■ Task to complete ■
Below are the records. List every line holding the word "Entlebucher".

■ Material ■
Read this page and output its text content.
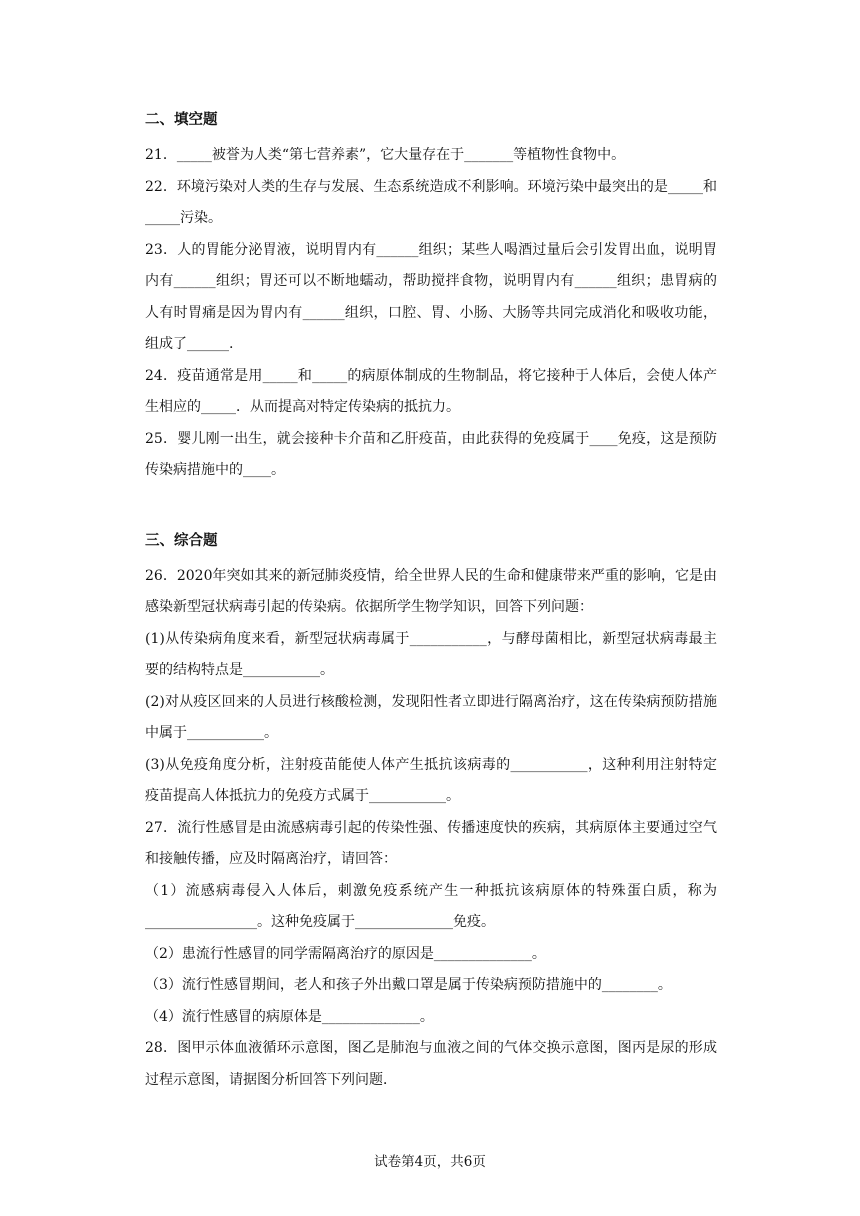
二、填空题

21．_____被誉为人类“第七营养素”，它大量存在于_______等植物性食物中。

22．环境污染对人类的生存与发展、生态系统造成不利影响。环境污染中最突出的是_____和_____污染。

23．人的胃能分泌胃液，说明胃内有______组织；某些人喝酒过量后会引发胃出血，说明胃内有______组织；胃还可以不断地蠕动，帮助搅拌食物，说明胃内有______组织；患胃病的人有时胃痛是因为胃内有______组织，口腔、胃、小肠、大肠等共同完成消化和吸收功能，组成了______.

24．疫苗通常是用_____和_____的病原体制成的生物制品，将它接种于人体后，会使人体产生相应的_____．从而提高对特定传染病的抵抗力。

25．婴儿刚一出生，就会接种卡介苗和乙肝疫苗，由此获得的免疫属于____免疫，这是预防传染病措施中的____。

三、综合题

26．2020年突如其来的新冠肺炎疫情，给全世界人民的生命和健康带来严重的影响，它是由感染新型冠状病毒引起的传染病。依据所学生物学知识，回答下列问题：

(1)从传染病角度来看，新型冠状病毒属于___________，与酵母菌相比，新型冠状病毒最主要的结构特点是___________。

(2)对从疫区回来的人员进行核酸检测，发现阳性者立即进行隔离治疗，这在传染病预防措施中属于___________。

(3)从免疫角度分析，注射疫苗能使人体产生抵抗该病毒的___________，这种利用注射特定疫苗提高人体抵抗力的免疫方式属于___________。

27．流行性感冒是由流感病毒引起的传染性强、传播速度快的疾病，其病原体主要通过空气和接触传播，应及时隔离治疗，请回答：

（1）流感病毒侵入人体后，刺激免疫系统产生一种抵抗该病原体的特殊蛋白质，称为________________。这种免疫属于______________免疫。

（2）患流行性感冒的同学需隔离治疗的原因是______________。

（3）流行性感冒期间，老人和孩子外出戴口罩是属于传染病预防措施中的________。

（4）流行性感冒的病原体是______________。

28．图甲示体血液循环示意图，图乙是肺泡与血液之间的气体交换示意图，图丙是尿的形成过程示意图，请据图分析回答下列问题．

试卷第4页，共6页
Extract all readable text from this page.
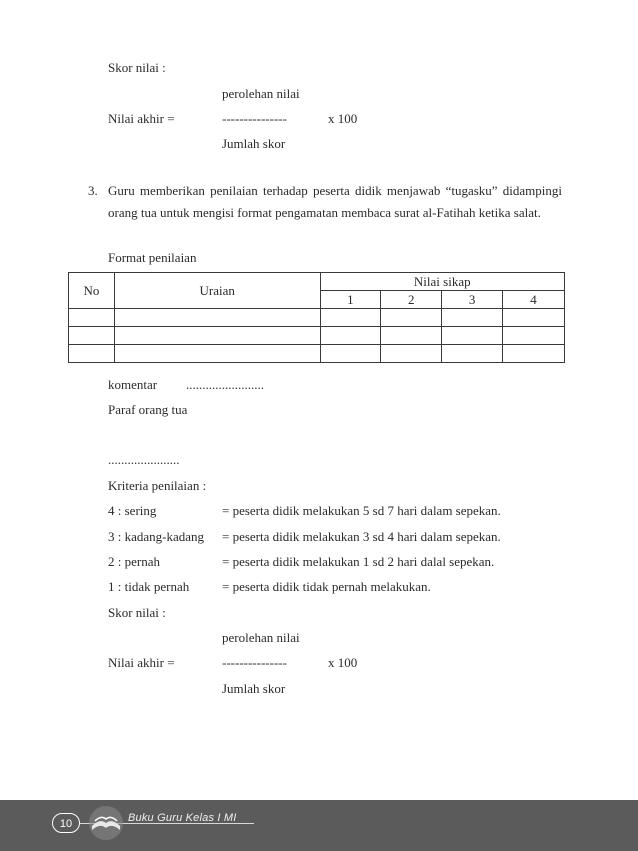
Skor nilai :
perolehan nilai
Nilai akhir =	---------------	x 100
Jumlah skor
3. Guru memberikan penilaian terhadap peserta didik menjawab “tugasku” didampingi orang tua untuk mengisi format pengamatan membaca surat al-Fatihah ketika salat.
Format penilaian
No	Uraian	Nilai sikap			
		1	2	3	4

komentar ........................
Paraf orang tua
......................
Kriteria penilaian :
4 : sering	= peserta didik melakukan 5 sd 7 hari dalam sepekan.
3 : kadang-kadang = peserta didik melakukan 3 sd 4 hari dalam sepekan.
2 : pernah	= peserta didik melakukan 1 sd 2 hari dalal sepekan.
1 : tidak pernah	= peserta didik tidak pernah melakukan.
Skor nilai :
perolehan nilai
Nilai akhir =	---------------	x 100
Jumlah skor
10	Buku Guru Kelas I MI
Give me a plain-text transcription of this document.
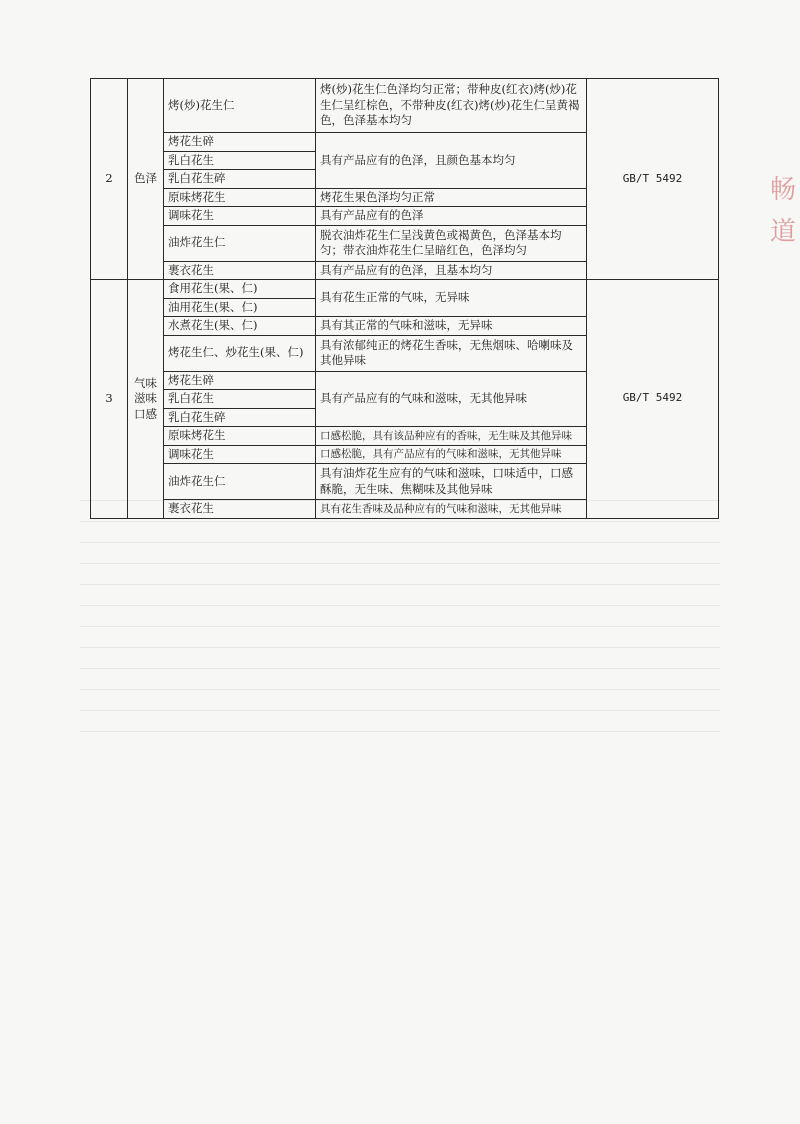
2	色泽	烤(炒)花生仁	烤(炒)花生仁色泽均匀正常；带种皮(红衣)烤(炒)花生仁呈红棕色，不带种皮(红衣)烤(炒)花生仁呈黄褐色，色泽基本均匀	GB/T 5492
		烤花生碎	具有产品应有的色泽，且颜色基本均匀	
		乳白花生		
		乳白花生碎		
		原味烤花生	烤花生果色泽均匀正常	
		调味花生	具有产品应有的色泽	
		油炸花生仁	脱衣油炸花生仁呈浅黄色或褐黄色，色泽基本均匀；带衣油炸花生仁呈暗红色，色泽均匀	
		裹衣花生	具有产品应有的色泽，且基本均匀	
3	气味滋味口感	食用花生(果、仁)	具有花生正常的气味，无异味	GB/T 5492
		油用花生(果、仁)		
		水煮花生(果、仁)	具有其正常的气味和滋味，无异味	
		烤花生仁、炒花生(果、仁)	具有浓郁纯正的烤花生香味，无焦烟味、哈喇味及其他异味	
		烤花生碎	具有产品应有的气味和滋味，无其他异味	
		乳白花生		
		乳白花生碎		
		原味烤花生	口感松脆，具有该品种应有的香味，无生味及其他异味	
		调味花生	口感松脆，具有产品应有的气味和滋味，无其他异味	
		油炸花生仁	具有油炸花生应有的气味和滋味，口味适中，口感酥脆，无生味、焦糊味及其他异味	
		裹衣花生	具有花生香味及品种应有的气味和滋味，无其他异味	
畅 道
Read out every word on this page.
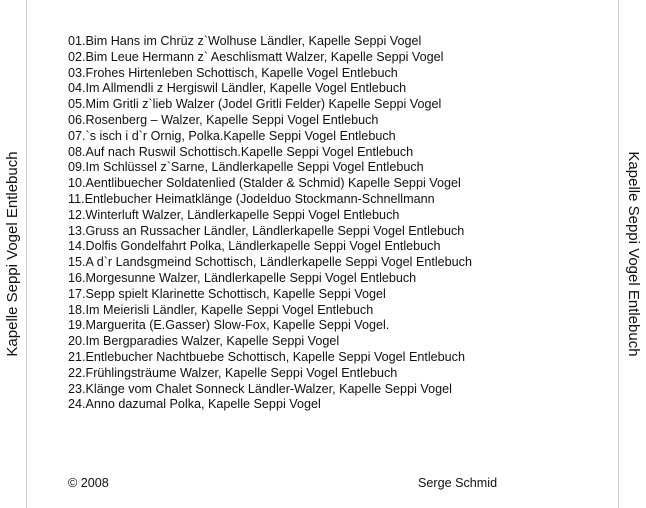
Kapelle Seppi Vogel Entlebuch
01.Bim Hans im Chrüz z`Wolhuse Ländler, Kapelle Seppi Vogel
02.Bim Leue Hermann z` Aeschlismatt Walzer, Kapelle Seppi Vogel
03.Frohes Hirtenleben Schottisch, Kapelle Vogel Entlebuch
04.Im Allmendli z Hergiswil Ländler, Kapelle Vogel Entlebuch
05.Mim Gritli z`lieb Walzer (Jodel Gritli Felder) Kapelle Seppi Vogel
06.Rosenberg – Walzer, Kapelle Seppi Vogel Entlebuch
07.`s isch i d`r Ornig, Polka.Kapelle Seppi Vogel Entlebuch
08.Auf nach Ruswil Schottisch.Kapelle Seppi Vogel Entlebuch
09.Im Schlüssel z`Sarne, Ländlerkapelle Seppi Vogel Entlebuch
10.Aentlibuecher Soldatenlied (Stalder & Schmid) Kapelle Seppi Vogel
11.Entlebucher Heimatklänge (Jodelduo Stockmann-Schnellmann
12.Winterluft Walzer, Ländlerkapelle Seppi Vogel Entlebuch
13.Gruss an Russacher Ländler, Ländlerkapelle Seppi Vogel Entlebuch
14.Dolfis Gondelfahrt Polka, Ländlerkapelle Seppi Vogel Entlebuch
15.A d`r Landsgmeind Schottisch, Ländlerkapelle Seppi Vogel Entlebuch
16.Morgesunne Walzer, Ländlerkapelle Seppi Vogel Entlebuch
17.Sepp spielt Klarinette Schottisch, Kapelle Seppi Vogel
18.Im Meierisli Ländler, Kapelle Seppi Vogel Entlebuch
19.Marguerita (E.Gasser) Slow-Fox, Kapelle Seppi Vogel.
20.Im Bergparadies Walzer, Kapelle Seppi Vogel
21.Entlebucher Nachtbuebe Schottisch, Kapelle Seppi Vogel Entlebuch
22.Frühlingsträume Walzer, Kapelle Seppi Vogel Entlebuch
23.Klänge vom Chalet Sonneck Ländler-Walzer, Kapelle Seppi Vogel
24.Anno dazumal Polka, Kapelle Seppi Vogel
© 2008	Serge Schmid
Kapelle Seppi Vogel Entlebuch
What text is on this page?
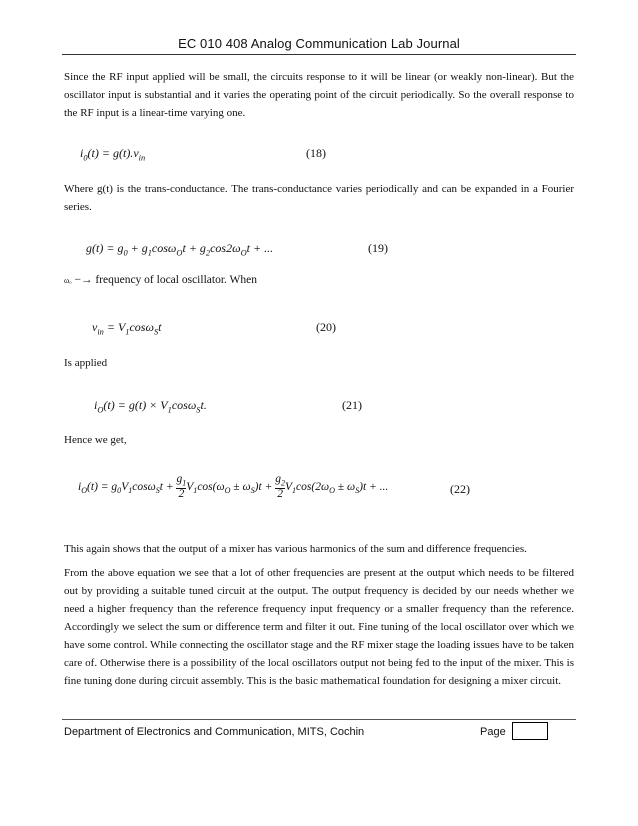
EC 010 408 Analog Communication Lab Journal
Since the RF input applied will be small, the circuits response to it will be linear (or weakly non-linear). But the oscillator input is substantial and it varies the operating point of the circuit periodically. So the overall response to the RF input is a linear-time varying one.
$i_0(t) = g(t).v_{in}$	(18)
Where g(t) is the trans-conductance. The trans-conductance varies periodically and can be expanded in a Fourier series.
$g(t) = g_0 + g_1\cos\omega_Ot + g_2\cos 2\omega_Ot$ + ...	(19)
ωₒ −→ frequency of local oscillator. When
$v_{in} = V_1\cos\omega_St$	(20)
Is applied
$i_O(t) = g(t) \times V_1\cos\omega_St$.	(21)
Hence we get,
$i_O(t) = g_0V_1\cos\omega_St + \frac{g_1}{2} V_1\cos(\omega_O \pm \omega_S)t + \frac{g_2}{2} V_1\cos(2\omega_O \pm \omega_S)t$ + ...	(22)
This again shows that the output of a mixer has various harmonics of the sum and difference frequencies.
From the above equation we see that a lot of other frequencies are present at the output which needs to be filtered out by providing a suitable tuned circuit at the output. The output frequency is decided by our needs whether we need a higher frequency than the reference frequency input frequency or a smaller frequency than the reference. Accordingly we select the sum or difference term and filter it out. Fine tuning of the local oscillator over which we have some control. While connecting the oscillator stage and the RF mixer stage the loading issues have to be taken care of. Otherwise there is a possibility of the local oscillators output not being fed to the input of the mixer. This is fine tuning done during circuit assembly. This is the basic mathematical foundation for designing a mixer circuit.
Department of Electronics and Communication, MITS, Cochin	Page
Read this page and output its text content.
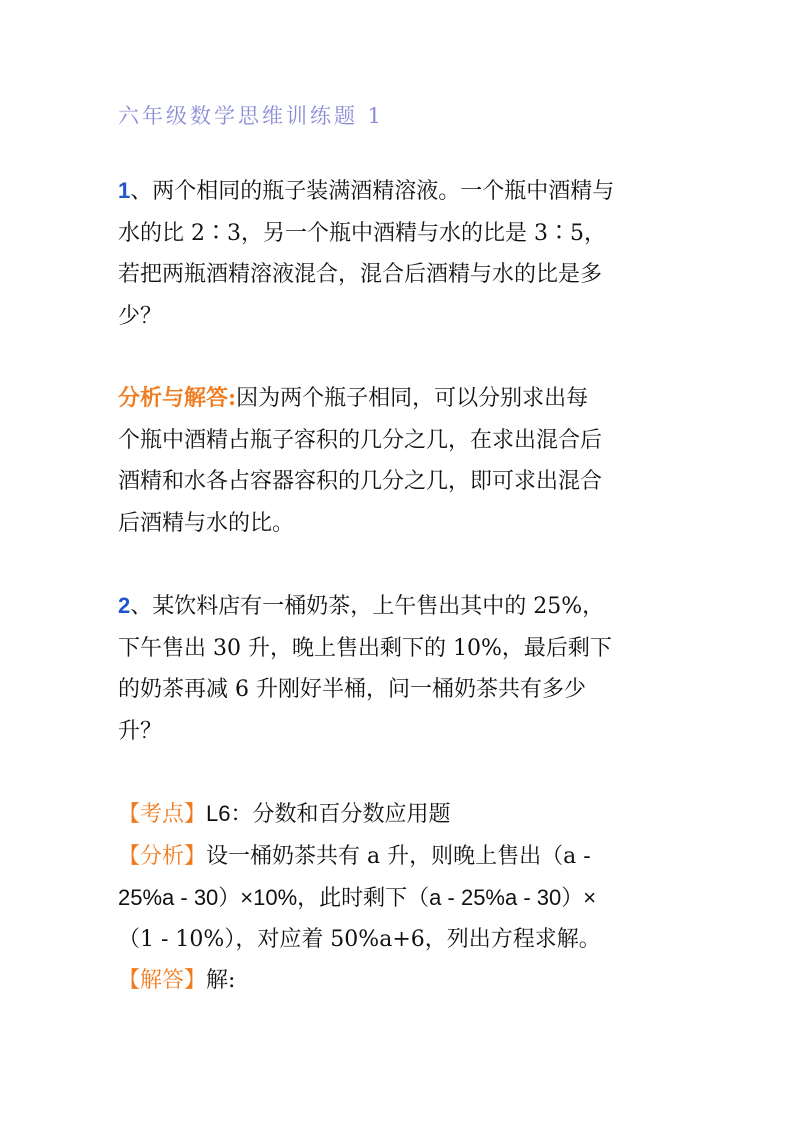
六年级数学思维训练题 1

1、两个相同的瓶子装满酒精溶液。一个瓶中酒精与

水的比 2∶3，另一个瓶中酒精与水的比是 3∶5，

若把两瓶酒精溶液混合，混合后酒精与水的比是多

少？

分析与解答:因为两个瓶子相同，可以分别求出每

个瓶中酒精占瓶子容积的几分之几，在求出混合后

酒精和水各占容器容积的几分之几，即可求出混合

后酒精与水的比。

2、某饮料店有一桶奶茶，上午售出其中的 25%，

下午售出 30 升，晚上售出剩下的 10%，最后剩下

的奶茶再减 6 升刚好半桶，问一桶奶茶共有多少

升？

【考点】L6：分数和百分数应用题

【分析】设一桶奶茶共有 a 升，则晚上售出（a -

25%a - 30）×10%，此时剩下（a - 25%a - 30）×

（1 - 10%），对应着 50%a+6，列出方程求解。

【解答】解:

■ Exercise result ■
11.Entlebucher Heimatklänge (Jodelduo Stockmann-Schnellmann
21.Entlebucher Nachtbuebe Schottisch, Kapelle Seppi Vogel Entlebuch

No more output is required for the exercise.